Task directions: Every line of the material is to be repeated exactly as it stands.

Data to use:
↓

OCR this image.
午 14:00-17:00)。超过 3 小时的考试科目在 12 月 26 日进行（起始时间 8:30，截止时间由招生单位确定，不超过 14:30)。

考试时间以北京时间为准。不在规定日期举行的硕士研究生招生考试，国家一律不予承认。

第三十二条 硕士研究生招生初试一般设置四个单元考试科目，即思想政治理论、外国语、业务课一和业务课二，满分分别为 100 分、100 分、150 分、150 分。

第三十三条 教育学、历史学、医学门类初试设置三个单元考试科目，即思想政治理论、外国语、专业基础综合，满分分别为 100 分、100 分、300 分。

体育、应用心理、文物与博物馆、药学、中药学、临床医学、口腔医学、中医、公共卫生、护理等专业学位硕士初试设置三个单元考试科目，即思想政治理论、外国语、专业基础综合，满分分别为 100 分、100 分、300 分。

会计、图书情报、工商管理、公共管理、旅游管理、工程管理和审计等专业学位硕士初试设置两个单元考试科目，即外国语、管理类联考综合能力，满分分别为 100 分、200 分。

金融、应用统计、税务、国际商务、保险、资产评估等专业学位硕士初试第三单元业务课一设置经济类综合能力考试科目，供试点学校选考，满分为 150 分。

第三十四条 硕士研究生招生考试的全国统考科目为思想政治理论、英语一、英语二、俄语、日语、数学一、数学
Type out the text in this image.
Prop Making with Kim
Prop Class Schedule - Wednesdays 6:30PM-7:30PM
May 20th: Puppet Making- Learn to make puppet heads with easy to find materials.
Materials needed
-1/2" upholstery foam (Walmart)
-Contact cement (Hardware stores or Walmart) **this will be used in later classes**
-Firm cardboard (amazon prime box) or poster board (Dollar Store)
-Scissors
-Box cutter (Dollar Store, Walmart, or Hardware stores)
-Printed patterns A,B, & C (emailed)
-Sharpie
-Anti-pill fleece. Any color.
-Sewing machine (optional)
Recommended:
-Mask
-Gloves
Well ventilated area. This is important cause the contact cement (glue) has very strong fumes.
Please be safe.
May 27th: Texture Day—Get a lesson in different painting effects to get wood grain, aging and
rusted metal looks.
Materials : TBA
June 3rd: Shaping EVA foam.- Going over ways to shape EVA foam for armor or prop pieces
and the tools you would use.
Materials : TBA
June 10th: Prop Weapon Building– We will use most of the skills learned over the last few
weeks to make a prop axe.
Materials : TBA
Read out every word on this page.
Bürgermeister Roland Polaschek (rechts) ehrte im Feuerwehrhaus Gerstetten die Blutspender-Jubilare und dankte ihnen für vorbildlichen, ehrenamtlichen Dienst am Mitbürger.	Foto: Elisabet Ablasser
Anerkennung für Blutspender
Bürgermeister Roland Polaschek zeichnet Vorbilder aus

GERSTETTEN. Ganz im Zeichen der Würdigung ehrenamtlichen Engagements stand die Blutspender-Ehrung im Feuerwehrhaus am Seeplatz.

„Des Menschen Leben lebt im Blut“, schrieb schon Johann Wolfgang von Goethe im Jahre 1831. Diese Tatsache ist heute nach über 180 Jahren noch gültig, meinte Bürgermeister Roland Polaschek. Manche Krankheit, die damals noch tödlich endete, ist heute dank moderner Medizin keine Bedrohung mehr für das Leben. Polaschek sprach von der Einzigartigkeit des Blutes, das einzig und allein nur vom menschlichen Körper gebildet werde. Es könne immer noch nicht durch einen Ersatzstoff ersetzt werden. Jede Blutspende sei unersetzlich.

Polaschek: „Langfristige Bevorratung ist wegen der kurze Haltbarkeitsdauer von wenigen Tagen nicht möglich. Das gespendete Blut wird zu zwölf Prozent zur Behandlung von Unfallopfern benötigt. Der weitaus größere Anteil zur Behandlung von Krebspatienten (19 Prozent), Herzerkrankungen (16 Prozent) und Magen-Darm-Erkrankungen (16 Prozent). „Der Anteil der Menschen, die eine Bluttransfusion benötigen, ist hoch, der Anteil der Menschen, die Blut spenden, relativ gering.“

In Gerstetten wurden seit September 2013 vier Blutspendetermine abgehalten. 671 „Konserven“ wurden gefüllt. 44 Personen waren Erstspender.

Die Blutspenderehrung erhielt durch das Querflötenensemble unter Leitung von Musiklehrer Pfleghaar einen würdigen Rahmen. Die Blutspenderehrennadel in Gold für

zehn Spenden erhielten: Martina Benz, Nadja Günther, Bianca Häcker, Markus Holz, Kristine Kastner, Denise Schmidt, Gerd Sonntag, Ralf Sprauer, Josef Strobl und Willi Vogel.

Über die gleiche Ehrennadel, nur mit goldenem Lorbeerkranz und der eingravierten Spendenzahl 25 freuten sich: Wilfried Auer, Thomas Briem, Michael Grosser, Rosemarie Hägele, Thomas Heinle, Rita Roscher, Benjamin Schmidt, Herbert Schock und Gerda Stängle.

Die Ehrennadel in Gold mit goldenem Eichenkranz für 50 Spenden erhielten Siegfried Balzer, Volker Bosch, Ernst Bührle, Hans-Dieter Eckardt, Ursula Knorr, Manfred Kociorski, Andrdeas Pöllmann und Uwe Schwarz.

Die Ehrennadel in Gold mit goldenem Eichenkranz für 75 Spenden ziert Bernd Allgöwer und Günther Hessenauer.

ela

↑

Response to this exercise:
OCR this image.
午 14:00-17:00)。超过 3 小时的考试科目在 12 月 26 日进行（起始时间 8:30，截止时间由招生单位确定，不超过 14:30)。

考试时间以北京时间为准。不在规定日期举行的硕士研究生招生考试，国家一律不予承认。

第三十二条 硕士研究生招生初试一般设置四个单元考试科目，即思想政治理论、外国语、业务课一和业务课二，满分分别为 100 分、100 分、150 分、150 分。

第三十三条 教育学、历史学、医学门类初试设置三个单元考试科目，即思想政治理论、外国语、专业基础综合，满分分别为 100 分、100 分、300 分。

体育、应用心理、文物与博物馆、药学、中药学、临床医学、口腔医学、中医、公共卫生、护理等专业学位硕士初试设置三个单元考试科目，即思想政治理论、外国语、专业基础综合，满分分别为 100 分、100 分、300 分。

会计、图书情报、工商管理、公共管理、旅游管理、工程管理和审计等专业学位硕士初试设置两个单元考试科目，即外国语、管理类联考综合能力，满分分别为 100 分、200 分。

金融、应用统计、税务、国际商务、保险、资产评估等专业学位硕士初试第三单元业务课一设置经济类综合能力考试科目，供试点学校选考，满分为 150 分。

第三十四条 硕士研究生招生考试的全国统考科目为思想政治理论、英语一、英语二、俄语、日语、数学一、数学
Type out the text in this image.
Prop Making with Kim
Prop Class Schedule - Wednesdays 6:30PM-7:30PM
May 20th: Puppet Making- Learn to make puppet heads with easy to find materials.
Materials needed
-1/2" upholstery foam (Walmart)
-Contact cement (Hardware stores or Walmart) **this will be used in later classes**
-Firm cardboard (amazon prime box) or poster board (Dollar Store)
-Scissors
-Box cutter (Dollar Store, Walmart, or Hardware stores)
-Printed patterns A,B, & C (emailed)
-Sharpie
-Anti-pill fleece. Any color.
-Sewing machine (optional)
Recommended:
-Mask
-Gloves
Well ventilated area. This is important cause the contact cement (glue) has very strong fumes.
Please be safe.
May 27th: Texture Day—Get a lesson in different painting effects to get wood grain, aging and
rusted metal looks.
Materials : TBA
June 3rd: Shaping EVA foam.- Going over ways to shape EVA foam for armor or prop pieces
and the tools you would use.
Materials : TBA
June 10th: Prop Weapon Building– We will use most of the skills learned over the last few
weeks to make a prop axe.
Materials : TBA
Read out every word on this page.
Bürgermeister Roland Polaschek (rechts) ehrte im Feuerwehrhaus Gerstetten die Blutspender-Jubilare und dankte ihnen für vorbildlichen, ehrenamtlichen Dienst am Mitbürger.	Foto: Elisabet Ablasser
Anerkennung für Blutspender
Bürgermeister Roland Polaschek zeichnet Vorbilder aus

GERSTETTEN. Ganz im Zeichen der Würdigung ehrenamtlichen Engagements stand die Blutspender-Ehrung im Feuerwehrhaus am Seeplatz.

„Des Menschen Leben lebt im Blut“, schrieb schon Johann Wolfgang von Goethe im Jahre 1831. Diese Tatsache ist heute nach über 180 Jahren noch gültig, meinte Bürgermeister Roland Polaschek. Manche Krankheit, die damals noch tödlich endete, ist heute dank moderner Medizin keine Bedrohung mehr für das Leben. Polaschek sprach von der Einzigartigkeit des Blutes, das einzig und allein nur vom menschlichen Körper gebildet werde. Es könne immer noch nicht durch einen Ersatzstoff ersetzt werden. Jede Blutspende sei unersetzlich.

Polaschek: „Langfristige Bevorratung ist wegen der kurze Haltbarkeitsdauer von wenigen Tagen nicht möglich. Das gespendete Blut wird zu zwölf Prozent zur Behandlung von Unfallopfern benötigt. Der weitaus größere Anteil zur Behandlung von Krebspatienten (19 Prozent), Herzerkrankungen (16 Prozent) und Magen-Darm-Erkrankungen (16 Prozent). „Der Anteil der Menschen, die eine Bluttransfusion benötigen, ist hoch, der Anteil der Menschen, die Blut spenden, relativ gering.“

In Gerstetten wurden seit September 2013 vier Blutspendetermine abgehalten. 671 „Konserven“ wurden gefüllt. 44 Personen waren Erstspender.

Die Blutspenderehrung erhielt durch das Querflötenensemble unter Leitung von Musiklehrer Pfleghaar einen würdigen Rahmen. Die Blutspenderehrennadel in Gold für

zehn Spenden erhielten: Martina Benz, Nadja Günther, Bianca Häcker, Markus Holz, Kristine Kastner, Denise Schmidt, Gerd Sonntag, Ralf Sprauer, Josef Strobl und Willi Vogel.

Über die gleiche Ehrennadel, nur mit goldenem Lorbeerkranz und der eingravierten Spendenzahl 25 freuten sich: Wilfried Auer, Thomas Briem, Michael Grosser, Rosemarie Hägele, Thomas Heinle, Rita Roscher, Benjamin Schmidt, Herbert Schock und Gerda Stängle.

Die Ehrennadel in Gold mit goldenem Eichenkranz für 50 Spenden erhielten Siegfried Balzer, Volker Bosch, Ernst Bührle, Hans-Dieter Eckardt, Ursula Knorr, Manfred Kociorski, Andrdeas Pöllmann und Uwe Schwarz.

Die Ehrennadel in Gold mit goldenem Eichenkranz für 75 Spenden ziert Bernd Allgöwer und Günther Hessenauer.

ela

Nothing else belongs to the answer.